OO Programming and Data Structures | CS 241

13 Prepare : Checkpoint A - Linux Commands

After completing (or while completing) the first section of the preparation material for this week, complete the following exercise.

Overview

This checkpoint is intended to help you practice the syntax of I/O redirection in Linux. Please read the following Learning the Shell with particular focus on the I/O Redirection section.

Instructions

For this assignment, you will not write and submit a program in Python. Instead, you need to practice using Linux shell commands to complete each of the following tasks. Then, report on your progress via the accompanying I-Learn quiz. For each task, check off if you were able to complete the command.

Hint: Be careful. It is easy to erase or ruin files that are important with a simple Linux command. I recommend creating a new empty directory and changing to that directory before practicing these commands.

  1. Echo to a file. From the command line, create a new file named hello.txt, that has the text, "Hello CS 241 World".

  2. "Cat" a file. Display the contents of your hello.txt file by using the "cat" command to display it to the screen.

  3. Append to a file. From the command line, append the text "More text here..." to your hello.txt file. Run your command three times and verify the output.

  4. Directory listing to a file. List out all the files and sub-directories in /home, and save this result to a file named: homeDirs.txt

  5. Get the first 20 lines. Use the "head" command to get the first 20 lines of the homeDirs.txt file and put them in a new file named: homeDirs_20.txt

  6. Search files. Use the "grep" command to search through all the .py files in your home directory (or in a cs241 subdirectory) and display all the files that use the term "format".

  7. Less. Repeat the grep command from the last step, but this time, pipe the result to "less" so you can scroll through it.

  8. Grep, Tail, and Redirect. Repeat the same grep command, but this time, get only the last 5 lines of the result and save them to a file. This means you'll want to pipe the result to "tail" and then redirect the output to a file.

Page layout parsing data
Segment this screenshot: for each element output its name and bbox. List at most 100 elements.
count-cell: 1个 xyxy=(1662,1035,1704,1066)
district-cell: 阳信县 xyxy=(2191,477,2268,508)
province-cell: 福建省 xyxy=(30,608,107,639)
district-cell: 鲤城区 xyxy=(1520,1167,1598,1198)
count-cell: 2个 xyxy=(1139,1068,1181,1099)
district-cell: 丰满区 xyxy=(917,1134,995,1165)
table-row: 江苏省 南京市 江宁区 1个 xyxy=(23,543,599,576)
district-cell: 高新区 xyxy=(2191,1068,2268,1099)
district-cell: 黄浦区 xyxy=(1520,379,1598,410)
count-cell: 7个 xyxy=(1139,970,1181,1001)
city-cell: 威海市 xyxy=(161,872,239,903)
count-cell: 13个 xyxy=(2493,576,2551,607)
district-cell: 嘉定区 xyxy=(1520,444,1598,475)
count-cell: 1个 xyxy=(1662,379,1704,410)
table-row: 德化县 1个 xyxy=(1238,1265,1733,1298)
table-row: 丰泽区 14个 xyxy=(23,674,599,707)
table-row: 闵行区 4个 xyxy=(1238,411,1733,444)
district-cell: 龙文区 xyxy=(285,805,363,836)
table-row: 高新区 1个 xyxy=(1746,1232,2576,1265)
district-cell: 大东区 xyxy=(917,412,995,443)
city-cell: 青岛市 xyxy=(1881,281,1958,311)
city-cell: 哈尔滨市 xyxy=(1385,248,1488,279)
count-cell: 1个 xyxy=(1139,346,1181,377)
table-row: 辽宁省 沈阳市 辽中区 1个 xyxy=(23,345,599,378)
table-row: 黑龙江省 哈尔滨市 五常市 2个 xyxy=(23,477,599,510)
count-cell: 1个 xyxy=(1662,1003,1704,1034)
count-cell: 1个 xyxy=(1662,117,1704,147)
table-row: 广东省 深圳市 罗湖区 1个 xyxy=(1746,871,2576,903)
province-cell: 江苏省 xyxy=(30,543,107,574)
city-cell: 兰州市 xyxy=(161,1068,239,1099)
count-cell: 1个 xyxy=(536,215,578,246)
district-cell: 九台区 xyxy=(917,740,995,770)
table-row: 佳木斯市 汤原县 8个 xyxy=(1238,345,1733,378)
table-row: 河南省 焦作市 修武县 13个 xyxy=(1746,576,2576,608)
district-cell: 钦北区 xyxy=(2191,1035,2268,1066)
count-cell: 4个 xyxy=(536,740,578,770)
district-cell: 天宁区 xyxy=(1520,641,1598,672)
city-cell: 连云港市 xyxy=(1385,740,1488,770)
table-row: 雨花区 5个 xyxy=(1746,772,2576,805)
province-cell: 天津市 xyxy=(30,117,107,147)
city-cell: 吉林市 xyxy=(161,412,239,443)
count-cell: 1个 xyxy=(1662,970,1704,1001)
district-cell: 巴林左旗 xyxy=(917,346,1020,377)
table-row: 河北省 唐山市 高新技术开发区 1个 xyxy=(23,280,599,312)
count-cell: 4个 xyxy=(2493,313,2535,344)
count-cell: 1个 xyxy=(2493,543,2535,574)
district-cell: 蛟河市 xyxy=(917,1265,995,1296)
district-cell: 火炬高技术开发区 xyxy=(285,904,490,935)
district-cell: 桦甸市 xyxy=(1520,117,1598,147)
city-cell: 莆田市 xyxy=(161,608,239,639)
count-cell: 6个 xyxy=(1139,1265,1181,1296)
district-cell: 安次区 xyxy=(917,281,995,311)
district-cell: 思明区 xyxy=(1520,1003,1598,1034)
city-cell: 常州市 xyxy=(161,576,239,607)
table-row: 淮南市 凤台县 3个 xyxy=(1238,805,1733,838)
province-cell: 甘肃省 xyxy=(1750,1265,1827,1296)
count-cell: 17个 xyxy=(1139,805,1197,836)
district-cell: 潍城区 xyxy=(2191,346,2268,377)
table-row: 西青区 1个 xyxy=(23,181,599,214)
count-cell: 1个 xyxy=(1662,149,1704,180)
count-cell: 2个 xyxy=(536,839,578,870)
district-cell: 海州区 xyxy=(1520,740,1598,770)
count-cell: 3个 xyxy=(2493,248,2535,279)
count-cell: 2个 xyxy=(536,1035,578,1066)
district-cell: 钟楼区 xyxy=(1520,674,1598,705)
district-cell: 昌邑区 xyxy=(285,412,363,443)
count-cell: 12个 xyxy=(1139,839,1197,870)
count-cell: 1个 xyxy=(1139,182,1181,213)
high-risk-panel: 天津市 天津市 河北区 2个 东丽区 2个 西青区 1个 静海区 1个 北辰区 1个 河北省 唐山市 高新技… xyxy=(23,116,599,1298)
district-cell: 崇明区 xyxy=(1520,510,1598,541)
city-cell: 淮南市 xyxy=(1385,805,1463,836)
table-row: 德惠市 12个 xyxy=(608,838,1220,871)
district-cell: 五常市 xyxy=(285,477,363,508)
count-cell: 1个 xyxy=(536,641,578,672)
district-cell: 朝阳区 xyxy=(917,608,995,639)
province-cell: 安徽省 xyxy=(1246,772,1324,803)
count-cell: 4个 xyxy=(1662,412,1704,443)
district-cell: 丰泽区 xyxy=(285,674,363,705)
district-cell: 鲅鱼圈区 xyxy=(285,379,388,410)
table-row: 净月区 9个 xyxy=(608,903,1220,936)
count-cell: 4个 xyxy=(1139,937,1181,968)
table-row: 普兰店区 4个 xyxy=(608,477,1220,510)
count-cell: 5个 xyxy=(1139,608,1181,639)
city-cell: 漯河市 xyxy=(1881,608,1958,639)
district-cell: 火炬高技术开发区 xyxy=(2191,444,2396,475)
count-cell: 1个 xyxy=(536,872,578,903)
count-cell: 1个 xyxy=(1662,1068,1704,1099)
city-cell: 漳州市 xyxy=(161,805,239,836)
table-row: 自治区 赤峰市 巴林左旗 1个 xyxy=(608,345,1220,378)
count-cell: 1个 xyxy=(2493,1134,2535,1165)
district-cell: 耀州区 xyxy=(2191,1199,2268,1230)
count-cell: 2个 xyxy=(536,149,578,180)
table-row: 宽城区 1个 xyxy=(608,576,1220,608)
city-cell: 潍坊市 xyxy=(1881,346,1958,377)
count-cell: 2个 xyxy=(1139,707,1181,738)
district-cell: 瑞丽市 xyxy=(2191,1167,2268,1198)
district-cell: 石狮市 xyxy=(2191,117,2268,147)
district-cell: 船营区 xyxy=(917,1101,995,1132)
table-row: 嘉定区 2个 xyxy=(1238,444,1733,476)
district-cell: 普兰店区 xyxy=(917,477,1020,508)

## Task requirements
#1 List every Linux command that the Linux commands checkpoint names inside quotation marks.
#2 Answer these questions from the Linux commands checkpoint.
(a) What text should the new file hello.txt contain?
(b) How many times should the append command be run?
(c) How many lines from the end of the grep result should be saved to a file in the final task?
#3 Reproduce the Linux commands checkpoint word for word from "This checkpoint is" up to and including "complete the command.".

## Responses to the exercise
#1 cat, head, grep, less, tail

#2
(a) "Hello CS 241 World"
(b) Three times
(c) 5

#3
This checkpoint is intended to help you practice the syntax of I/O redirection in Linux. Please read the following Learning the Shell with particular focus on the I/O Redirection section.

Instructions

For this assignment, you will not write and submit a program in Python. Instead, you need to practice using Linux shell commands to complete each of the following tasks. Then, report on your progress via the accompanying I-Learn quiz. For each task, check off if you were able to complete the command.